"""

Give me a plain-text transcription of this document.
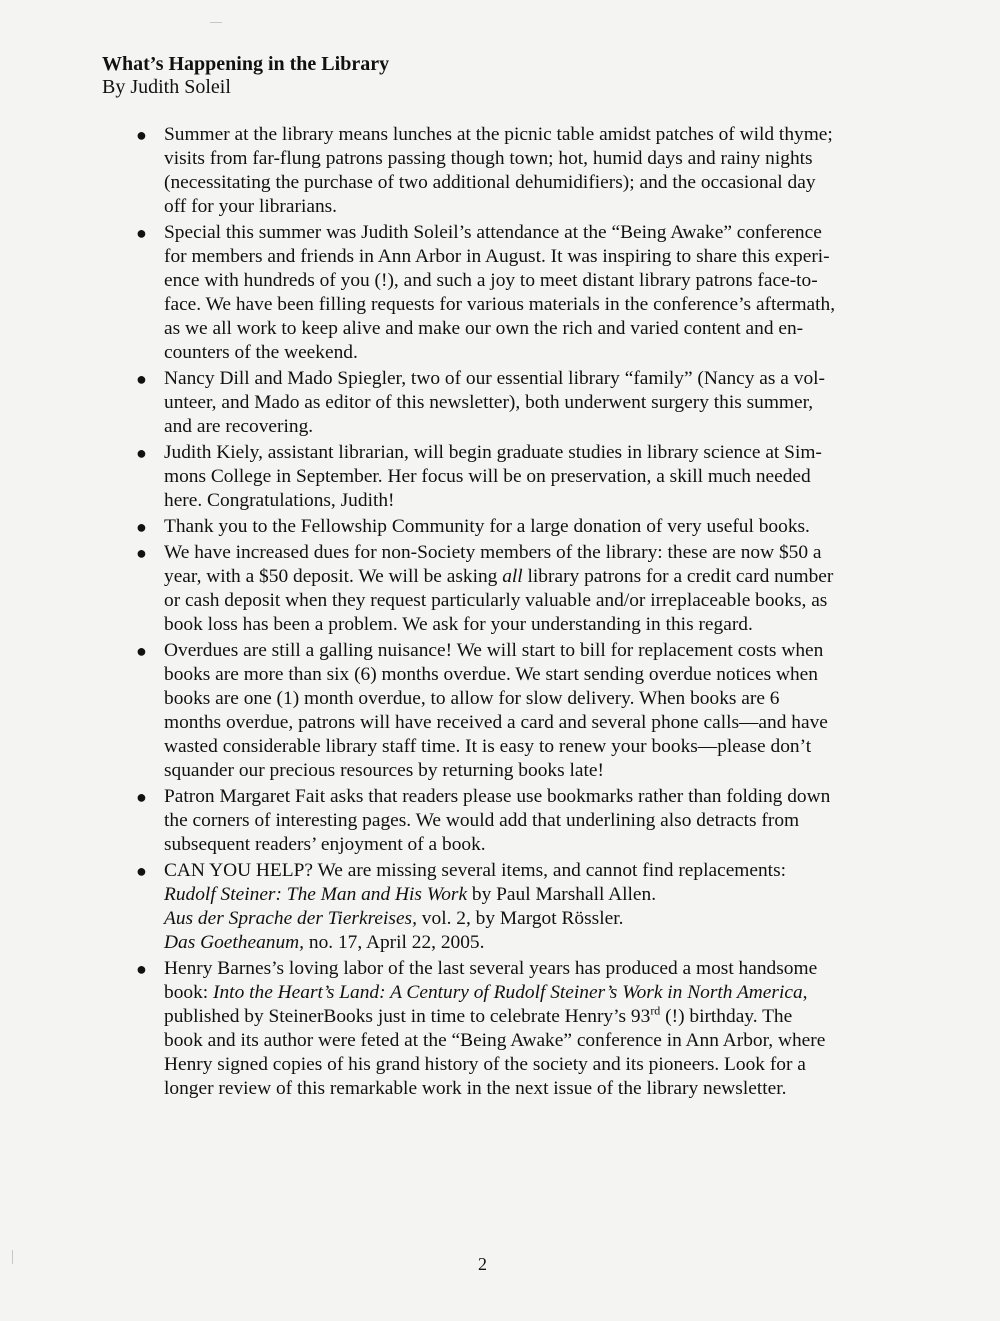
What’s Happening in the Library

By Judith Soleil

● Summer at the library means lunches at the picnic table amidst patches of wild thyme;
visits from far-flung patrons passing though town; hot, humid days and rainy nights
(necessitating the purchase of two additional dehumidifiers); and the occasional day
off for your librarians.
● Special this summer was Judith Soleil’s attendance at the “Being Awake” conference
for members and friends in Ann Arbor in August. It was inspiring to share this experi-
ence with hundreds of you (!), and such a joy to meet distant library patrons face-to-
face. We have been filling requests for various materials in the conference’s aftermath,
as we all work to keep alive and make our own the rich and varied content and en-
counters of the weekend.
● Nancy Dill and Mado Spiegler, two of our essential library “family” (Nancy as a vol-
unteer, and Mado as editor of this newsletter), both underwent surgery this summer,
and are recovering.
● Judith Kiely, assistant librarian, will begin graduate studies in library science at Sim-
mons College in September. Her focus will be on preservation, a skill much needed
here. Congratulations, Judith!
● Thank you to the Fellowship Community for a large donation of very useful books.
● We have increased dues for non-Society members of the library: these are now $50 a
year, with a $50 deposit. We will be asking all library patrons for a credit card number
or cash deposit when they request particularly valuable and/or irreplaceable books, as
book loss has been a problem. We ask for your understanding in this regard.
● Overdues are still a galling nuisance! We will start to bill for replacement costs when
books are more than six (6) months overdue. We start sending overdue notices when
books are one (1) month overdue, to allow for slow delivery. When books are 6
months overdue, patrons will have received a card and several phone calls—and have
wasted considerable library staff time. It is easy to renew your books—please don’t
squander our precious resources by returning books late!
● Patron Margaret Fait asks that readers please use bookmarks rather than folding down
the corners of interesting pages. We would add that underlining also detracts from
subsequent readers’ enjoyment of a book.
● CAN YOU HELP? We are missing several items, and cannot find replacements:
Rudolf Steiner: The Man and His Work by Paul Marshall Allen.
Aus der Sprache der Tierkreises, vol. 2, by Margot Rössler.
Das Goetheanum, no. 17, April 22, 2005.
● Henry Barnes’s loving labor of the last several years has produced a most handsome
book: Into the Heart’s Land: A Century of Rudolf Steiner’s Work in North America,
published by SteinerBooks just in time to celebrate Henry’s 93rd (!) birthday. The
book and its author were feted at the “Being Awake” conference in Ann Arbor, where
Henry signed copies of his grand history of the society and its pioneers. Look for a
longer review of this remarkable work in the next issue of the library newsletter.
2
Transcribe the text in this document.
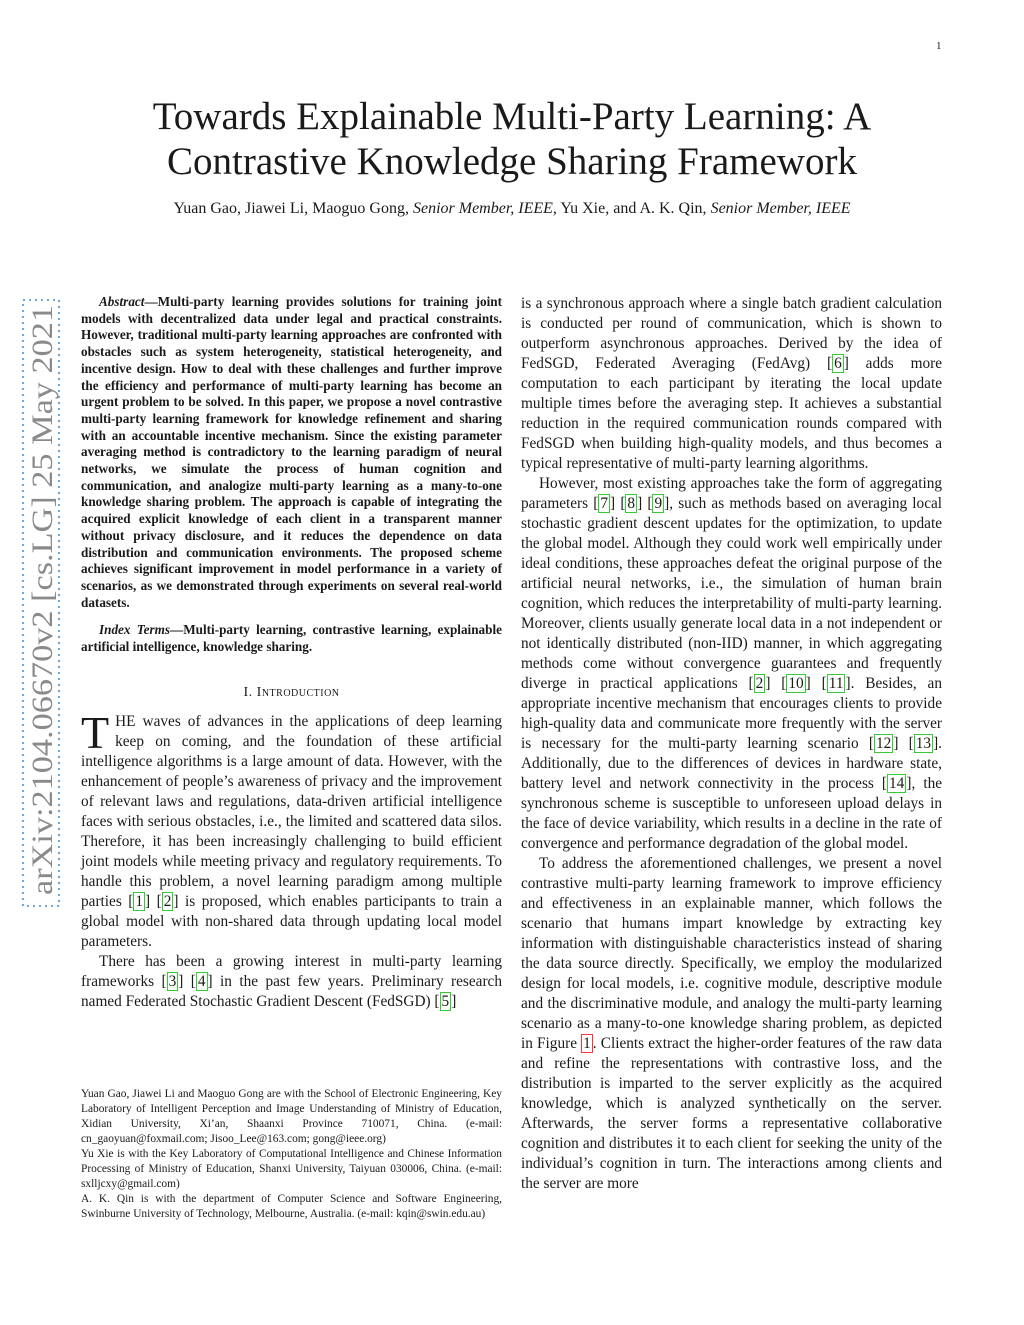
1
Towards Explainable Multi-Party Learning: A Contrastive Knowledge Sharing Framework
Yuan Gao, Jiawei Li, Maoguo Gong, Senior Member, IEEE, Yu Xie, and A. K. Qin, Senior Member, IEEE
arXiv:2104.06670v2 [cs.LG] 25 May 2021

Abstract—Multi-party learning provides solutions for training joint models with decentralized data under legal and practical constraints. However, traditional multi-party learning approaches are confronted with obstacles such as system heterogeneity, statistical heterogeneity, and incentive design. How to deal with these challenges and further improve the efficiency and performance of multi-party learning has become an urgent problem to be solved. In this paper, we propose a novel contrastive multi-party learning framework for knowledge refinement and sharing with an accountable incentive mechanism. Since the existing parameter averaging method is contradictory to the learning paradigm of neural networks, we simulate the process of human cognition and communication, and analogize multi-party learning as a many-to-one knowledge sharing problem. The approach is capable of integrating the acquired explicit knowledge of each client in a transparent manner without privacy disclosure, and it reduces the dependence on data distribution and communication environments. The proposed scheme achieves significant improvement in model performance in a variety of scenarios, as we demonstrated through experiments on several real-world datasets.

Index Terms—Multi-party learning, contrastive learning, explainable artificial intelligence, knowledge sharing.

I. Introduction

THE waves of advances in the applications of deep learning keep on coming, and the foundation of these artificial intelligence algorithms is a large amount of data. However, with the enhancement of people’s awareness of privacy and the improvement of relevant laws and regulations, data-driven artificial intelligence faces with serious obstacles, i.e., the limited and scattered data silos. Therefore, it has been increasingly challenging to build efficient joint models while meeting privacy and regulatory requirements. To handle this problem, a novel learning paradigm among multiple parties [ 1 ] [ 2 ] is proposed, which enables participants to train a global model with non-shared data through updating local model parameters.

There has been a growing interest in multi-party learning frameworks [ 3 ] [ 4 ] in the past few years. Preliminary research named Federated Stochastic Gradient Descent (FedSGD) [ 5 ]

Yuan Gao, Jiawei Li and Maoguo Gong are with the School of Electronic Engineering, Key Laboratory of Intelligent Perception and Image Understanding of Ministry of Education, Xidian University, Xi’an, Shaanxi Province 710071, China. (e-mail: cn_gaoyuan@foxmail.com; Jisoo_Lee@163.com; gong@ieee.org)

Yu Xie is with the Key Laboratory of Computational Intelligence and Chinese Information Processing of Ministry of Education, Shanxi University, Taiyuan 030006, China. (e-mail: sxlljcxy@gmail.com)

A. K. Qin is with the department of Computer Science and Software Engineering, Swinburne University of Technology, Melbourne, Australia. (e-mail: kqin@swin.edu.au)

is a synchronous approach where a single batch gradient calculation is conducted per round of communication, which is shown to outperform asynchronous approaches. Derived by the idea of FedSGD, Federated Averaging (FedAvg) [ 6 ] adds more computation to each participant by iterating the local update multiple times before the averaging step. It achieves a substantial reduction in the required communication rounds compared with FedSGD when building high-quality models, and thus becomes a typical representative of multi-party learning algorithms.

However, most existing approaches take the form of aggregating parameters [ 7 ] [ 8 ] [ 9 ], such as methods based on averaging local stochastic gradient descent updates for the optimization, to update the global model. Although they could work well empirically under ideal conditions, these approaches defeat the original purpose of the artificial neural networks, i.e., the simulation of human brain cognition, which reduces the interpretability of multi-party learning. Moreover, clients usually generate local data in a not independent or not identically distributed (non-IID) manner, in which aggregating methods come without convergence guarantees and frequently diverge in practical applications [ 2 ] [ 10 ] [ 11 ]. Besides, an appropriate incentive mechanism that encourages clients to provide high-quality data and communicate more frequently with the server is necessary for the multi-party learning scenario [ 12 ] [ 13 ]. Additionally, due to the differences of devices in hardware state, battery level and network connectivity in the process [ 14 ], the synchronous scheme is susceptible to unforeseen upload delays in the face of device variability, which results in a decline in the rate of convergence and performance degradation of the global model.

To address the aforementioned challenges, we present a novel contrastive multi-party learning framework to improve efficiency and effectiveness in an explainable manner, which follows the scenario that humans impart knowledge by extracting key information with distinguishable characteristics instead of sharing the data source directly. Specifically, we employ the modularized design for local models, i.e. cognitive module, descriptive module and the discriminative module, and analogy the multi-party learning scenario as a many-to-one knowledge sharing problem, as depicted in Figure 1 . Clients extract the higher-order features of the raw data and refine the representations with contrastive loss, and the distribution is imparted to the server explicitly as the acquired knowledge, which is analyzed synthetically on the server. Afterwards, the server forms a representative collaborative cognition and distributes it to each client for seeking the unity of the individual’s cognition in turn. The interactions among clients and the server are more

"""

# Work required
All the lines above are to be given again exactly as they read, with the pictures removed.

# Task result
Give me a plain-text transcription of this document.
What’s Happening in the Library

By Judith Soleil

● Summer at the library means lunches at the picnic table amidst patches of wild thyme;
visits from far-flung patrons passing though town; hot, humid days and rainy nights
(necessitating the purchase of two additional dehumidifiers); and the occasional day
off for your librarians.
● Special this summer was Judith Soleil’s attendance at the “Being Awake” conference
for members and friends in Ann Arbor in August. It was inspiring to share this experi-
ence with hundreds of you (!), and such a joy to meet distant library patrons face-to-
face. We have been filling requests for various materials in the conference’s aftermath,
as we all work to keep alive and make our own the rich and varied content and en-
counters of the weekend.
● Nancy Dill and Mado Spiegler, two of our essential library “family” (Nancy as a vol-
unteer, and Mado as editor of this newsletter), both underwent surgery this summer,
and are recovering.
● Judith Kiely, assistant librarian, will begin graduate studies in library science at Sim-
mons College in September. Her focus will be on preservation, a skill much needed
here. Congratulations, Judith!
● Thank you to the Fellowship Community for a large donation of very useful books.
● We have increased dues for non-Society members of the library: these are now $50 a
year, with a $50 deposit. We will be asking all library patrons for a credit card number
or cash deposit when they request particularly valuable and/or irreplaceable books, as
book loss has been a problem. We ask for your understanding in this regard.
● Overdues are still a galling nuisance! We will start to bill for replacement costs when
books are more than six (6) months overdue. We start sending overdue notices when
books are one (1) month overdue, to allow for slow delivery. When books are 6
months overdue, patrons will have received a card and several phone calls—and have
wasted considerable library staff time. It is easy to renew your books—please don’t
squander our precious resources by returning books late!
● Patron Margaret Fait asks that readers please use bookmarks rather than folding down
the corners of interesting pages. We would add that underlining also detracts from
subsequent readers’ enjoyment of a book.
● CAN YOU HELP? We are missing several items, and cannot find replacements:
Rudolf Steiner: The Man and His Work by Paul Marshall Allen.
Aus der Sprache der Tierkreises, vol. 2, by Margot Rössler.
Das Goetheanum, no. 17, April 22, 2005.
● Henry Barnes’s loving labor of the last several years has produced a most handsome
book: Into the Heart’s Land: A Century of Rudolf Steiner’s Work in North America,
published by SteinerBooks just in time to celebrate Henry’s 93rd (!) birthday. The
book and its author were feted at the “Being Awake” conference in Ann Arbor, where
Henry signed copies of his grand history of the society and its pioneers. Look for a
longer review of this remarkable work in the next issue of the library newsletter.
2
Transcribe the text in this document.
1
Towards Explainable Multi-Party Learning: A Contrastive Knowledge Sharing Framework
Yuan Gao, Jiawei Li, Maoguo Gong, Senior Member, IEEE, Yu Xie, and A. K. Qin, Senior Member, IEEE
arXiv:2104.06670v2 [cs.LG] 25 May 2021

Abstract—Multi-party learning provides solutions for training joint models with decentralized data under legal and practical constraints. However, traditional multi-party learning approaches are confronted with obstacles such as system heterogeneity, statistical heterogeneity, and incentive design. How to deal with these challenges and further improve the efficiency and performance of multi-party learning has become an urgent problem to be solved. In this paper, we propose a novel contrastive multi-party learning framework for knowledge refinement and sharing with an accountable incentive mechanism. Since the existing parameter averaging method is contradictory to the learning paradigm of neural networks, we simulate the process of human cognition and communication, and analogize multi-party learning as a many-to-one knowledge sharing problem. The approach is capable of integrating the acquired explicit knowledge of each client in a transparent manner without privacy disclosure, and it reduces the dependence on data distribution and communication environments. The proposed scheme achieves significant improvement in model performance in a variety of scenarios, as we demonstrated through experiments on several real-world datasets.

Index Terms—Multi-party learning, contrastive learning, explainable artificial intelligence, knowledge sharing.

I. Introduction

THE waves of advances in the applications of deep learning keep on coming, and the foundation of these artificial intelligence algorithms is a large amount of data. However, with the enhancement of people’s awareness of privacy and the improvement of relevant laws and regulations, data-driven artificial intelligence faces with serious obstacles, i.e., the limited and scattered data silos. Therefore, it has been increasingly challenging to build efficient joint models while meeting privacy and regulatory requirements. To handle this problem, a novel learning paradigm among multiple parties [ 1 ] [ 2 ] is proposed, which enables participants to train a global model with non-shared data through updating local model parameters.

There has been a growing interest in multi-party learning frameworks [ 3 ] [ 4 ] in the past few years. Preliminary research named Federated Stochastic Gradient Descent (FedSGD) [ 5 ]

Yuan Gao, Jiawei Li and Maoguo Gong are with the School of Electronic Engineering, Key Laboratory of Intelligent Perception and Image Understanding of Ministry of Education, Xidian University, Xi’an, Shaanxi Province 710071, China. (e-mail: cn_gaoyuan@foxmail.com; Jisoo_Lee@163.com; gong@ieee.org)

Yu Xie is with the Key Laboratory of Computational Intelligence and Chinese Information Processing of Ministry of Education, Shanxi University, Taiyuan 030006, China. (e-mail: sxlljcxy@gmail.com)

A. K. Qin is with the department of Computer Science and Software Engineering, Swinburne University of Technology, Melbourne, Australia. (e-mail: kqin@swin.edu.au)

is a synchronous approach where a single batch gradient calculation is conducted per round of communication, which is shown to outperform asynchronous approaches. Derived by the idea of FedSGD, Federated Averaging (FedAvg) [ 6 ] adds more computation to each participant by iterating the local update multiple times before the averaging step. It achieves a substantial reduction in the required communication rounds compared with FedSGD when building high-quality models, and thus becomes a typical representative of multi-party learning algorithms.

However, most existing approaches take the form of aggregating parameters [ 7 ] [ 8 ] [ 9 ], such as methods based on averaging local stochastic gradient descent updates for the optimization, to update the global model. Although they could work well empirically under ideal conditions, these approaches defeat the original purpose of the artificial neural networks, i.e., the simulation of human brain cognition, which reduces the interpretability of multi-party learning. Moreover, clients usually generate local data in a not independent or not identically distributed (non-IID) manner, in which aggregating methods come without convergence guarantees and frequently diverge in practical applications [ 2 ] [ 10 ] [ 11 ]. Besides, an appropriate incentive mechanism that encourages clients to provide high-quality data and communicate more frequently with the server is necessary for the multi-party learning scenario [ 12 ] [ 13 ]. Additionally, due to the differences of devices in hardware state, battery level and network connectivity in the process [ 14 ], the synchronous scheme is susceptible to unforeseen upload delays in the face of device variability, which results in a decline in the rate of convergence and performance degradation of the global model.

To address the aforementioned challenges, we present a novel contrastive multi-party learning framework to improve efficiency and effectiveness in an explainable manner, which follows the scenario that humans impart knowledge by extracting key information with distinguishable characteristics instead of sharing the data source directly. Specifically, we employ the modularized design for local models, i.e. cognitive module, descriptive module and the discriminative module, and analogy the multi-party learning scenario as a many-to-one knowledge sharing problem, as depicted in Figure 1 . Clients extract the higher-order features of the raw data and refine the representations with contrastive loss, and the distribution is imparted to the server explicitly as the acquired knowledge, which is analyzed synthetically on the server. Afterwards, the server forms a representative collaborative cognition and distributes it to each client for seeking the unity of the individual’s cognition in turn. The interactions among clients and the server are more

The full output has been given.